begin

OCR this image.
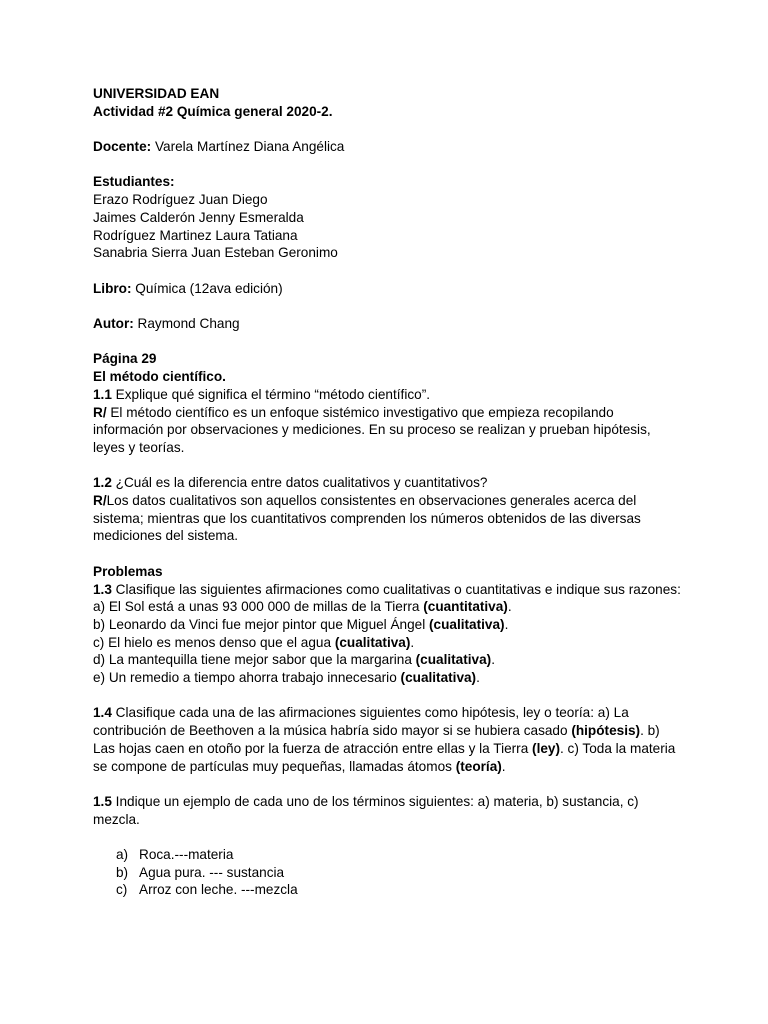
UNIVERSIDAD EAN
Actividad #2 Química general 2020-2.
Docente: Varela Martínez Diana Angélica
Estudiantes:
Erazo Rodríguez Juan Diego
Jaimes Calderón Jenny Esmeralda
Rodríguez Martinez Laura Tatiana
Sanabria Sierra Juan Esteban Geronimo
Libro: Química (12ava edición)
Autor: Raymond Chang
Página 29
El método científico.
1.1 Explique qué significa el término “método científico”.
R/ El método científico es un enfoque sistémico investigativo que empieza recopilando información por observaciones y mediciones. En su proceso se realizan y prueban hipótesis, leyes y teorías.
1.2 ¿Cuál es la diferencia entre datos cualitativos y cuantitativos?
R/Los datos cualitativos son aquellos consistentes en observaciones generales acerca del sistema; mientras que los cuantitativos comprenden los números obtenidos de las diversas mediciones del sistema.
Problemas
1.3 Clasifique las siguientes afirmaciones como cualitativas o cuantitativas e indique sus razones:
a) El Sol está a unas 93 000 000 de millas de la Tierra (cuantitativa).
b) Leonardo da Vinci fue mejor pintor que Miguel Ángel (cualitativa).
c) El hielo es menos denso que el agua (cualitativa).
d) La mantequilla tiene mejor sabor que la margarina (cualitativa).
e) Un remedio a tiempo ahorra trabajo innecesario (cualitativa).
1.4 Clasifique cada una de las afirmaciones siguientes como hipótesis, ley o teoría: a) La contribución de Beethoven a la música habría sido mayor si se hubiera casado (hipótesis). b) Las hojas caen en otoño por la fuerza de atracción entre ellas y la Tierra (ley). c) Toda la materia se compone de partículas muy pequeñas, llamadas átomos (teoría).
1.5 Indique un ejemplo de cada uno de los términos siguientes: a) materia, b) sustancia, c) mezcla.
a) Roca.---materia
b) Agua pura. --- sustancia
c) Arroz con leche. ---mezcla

end
begin

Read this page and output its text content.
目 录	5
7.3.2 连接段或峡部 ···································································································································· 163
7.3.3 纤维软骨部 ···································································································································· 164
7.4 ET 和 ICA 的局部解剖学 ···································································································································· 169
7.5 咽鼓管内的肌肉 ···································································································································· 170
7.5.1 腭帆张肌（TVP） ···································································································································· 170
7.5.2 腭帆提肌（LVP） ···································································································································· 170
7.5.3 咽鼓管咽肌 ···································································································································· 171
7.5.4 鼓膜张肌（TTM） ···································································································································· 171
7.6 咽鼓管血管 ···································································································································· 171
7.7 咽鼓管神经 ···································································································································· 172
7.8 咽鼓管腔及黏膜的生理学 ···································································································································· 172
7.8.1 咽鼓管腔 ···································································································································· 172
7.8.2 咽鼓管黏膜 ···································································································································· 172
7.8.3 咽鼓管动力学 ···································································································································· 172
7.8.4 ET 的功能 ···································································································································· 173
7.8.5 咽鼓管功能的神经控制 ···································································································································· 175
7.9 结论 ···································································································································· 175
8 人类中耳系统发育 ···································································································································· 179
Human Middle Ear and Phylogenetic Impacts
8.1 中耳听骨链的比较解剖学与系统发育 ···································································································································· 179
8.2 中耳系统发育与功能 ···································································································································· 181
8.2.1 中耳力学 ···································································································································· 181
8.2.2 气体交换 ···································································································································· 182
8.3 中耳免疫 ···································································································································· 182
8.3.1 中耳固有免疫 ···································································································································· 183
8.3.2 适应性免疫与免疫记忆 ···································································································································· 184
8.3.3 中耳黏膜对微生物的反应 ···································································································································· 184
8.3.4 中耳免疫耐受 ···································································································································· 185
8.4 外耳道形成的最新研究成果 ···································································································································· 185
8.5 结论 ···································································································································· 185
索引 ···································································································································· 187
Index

end
begin

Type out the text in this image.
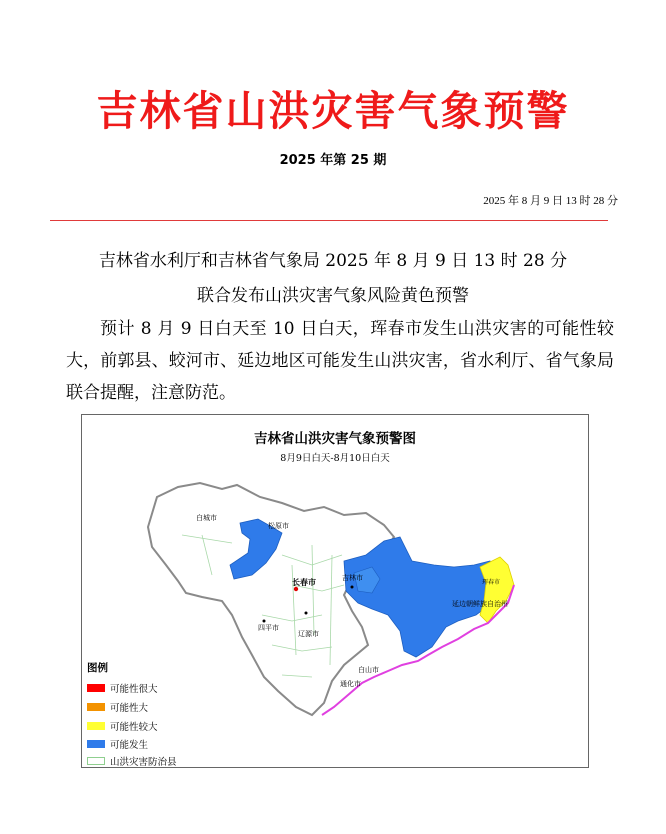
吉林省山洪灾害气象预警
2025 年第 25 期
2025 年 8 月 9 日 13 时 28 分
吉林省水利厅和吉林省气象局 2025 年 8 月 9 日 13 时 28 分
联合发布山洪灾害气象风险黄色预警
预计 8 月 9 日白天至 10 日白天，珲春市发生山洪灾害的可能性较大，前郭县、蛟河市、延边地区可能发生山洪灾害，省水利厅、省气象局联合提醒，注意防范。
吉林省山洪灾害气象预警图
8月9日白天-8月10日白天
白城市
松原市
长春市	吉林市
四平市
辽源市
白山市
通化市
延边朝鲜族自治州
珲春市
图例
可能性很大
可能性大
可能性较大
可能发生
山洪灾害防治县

end

__WHAT YOU NEED TO DO__: In the lines above, find each one with "cualitativos" and list it.

__ANSWER TO THIS PROBLEM__:
1.2 ¿Cuál es la diferencia entre datos cualitativos y cuantitativos?
R/Los datos cualitativos son aquellos consistentes en observaciones generales acerca del sistema; mientras que los cuantitativos comprenden los números obtenidos de las diversas mediciones del sistema.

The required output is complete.